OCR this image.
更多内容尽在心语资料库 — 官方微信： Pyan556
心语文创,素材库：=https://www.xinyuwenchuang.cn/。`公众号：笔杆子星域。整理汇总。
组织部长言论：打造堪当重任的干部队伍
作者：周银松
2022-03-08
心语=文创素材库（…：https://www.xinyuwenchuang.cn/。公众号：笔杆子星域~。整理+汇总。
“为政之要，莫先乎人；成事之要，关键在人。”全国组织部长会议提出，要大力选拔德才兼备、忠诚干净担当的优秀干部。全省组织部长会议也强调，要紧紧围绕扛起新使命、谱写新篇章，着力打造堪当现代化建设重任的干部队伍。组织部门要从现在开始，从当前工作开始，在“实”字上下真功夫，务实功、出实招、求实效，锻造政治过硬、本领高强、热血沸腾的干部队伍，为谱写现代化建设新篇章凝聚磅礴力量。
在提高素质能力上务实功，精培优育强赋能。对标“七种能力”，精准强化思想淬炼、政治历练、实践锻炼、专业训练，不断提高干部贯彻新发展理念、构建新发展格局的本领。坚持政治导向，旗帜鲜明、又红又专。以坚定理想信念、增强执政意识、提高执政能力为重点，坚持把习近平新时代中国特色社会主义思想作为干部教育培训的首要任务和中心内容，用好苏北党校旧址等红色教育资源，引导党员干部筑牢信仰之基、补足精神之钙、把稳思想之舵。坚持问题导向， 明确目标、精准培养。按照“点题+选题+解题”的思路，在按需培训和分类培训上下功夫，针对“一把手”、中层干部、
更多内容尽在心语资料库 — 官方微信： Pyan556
==============================
Write out all of the records once more, exactly.

OCR this image.
更多内容尽在心语资料库 — 官方微信： Pyan556
心语文创,素材库：=https://www.xinyuwenchuang.cn/。`公众号：笔杆子星域。整理汇总。
组织部长言论：打造堪当重任的干部队伍
作者：周银松
2022-03-08
心语=文创素材库（…：https://www.xinyuwenchuang.cn/。公众号：笔杆子星域~。整理+汇总。
“为政之要，莫先乎人；成事之要，关键在人。”全国组织部长会议提出，要大力选拔德才兼备、忠诚干净担当的优秀干部。全省组织部长会议也强调，要紧紧围绕扛起新使命、谱写新篇章，着力打造堪当现代化建设重任的干部队伍。组织部门要从现在开始，从当前工作开始，在“实”字上下真功夫，务实功、出实招、求实效，锻造政治过硬、本领高强、热血沸腾的干部队伍，为谱写现代化建设新篇章凝聚磅礴力量。
在提高素质能力上务实功，精培优育强赋能。对标“七种能力”，精准强化思想淬炼、政治历练、实践锻炼、专业训练，不断提高干部贯彻新发展理念、构建新发展格局的本领。坚持政治导向，旗帜鲜明、又红又专。以坚定理想信念、增强执政意识、提高执政能力为重点，坚持把习近平新时代中国特色社会主义思想作为干部教育培训的首要任务和中心内容，用好苏北党校旧址等红色教育资源，引导党员干部筑牢信仰之基、补足精神之钙、把稳思想之舵。坚持问题导向， 明确目标、精准培养。按照“点题+选题+解题”的思路，在按需培训和分类培训上下功夫，针对“一把手”、中层干部、
更多内容尽在心语资料库 — 官方微信： Pyan556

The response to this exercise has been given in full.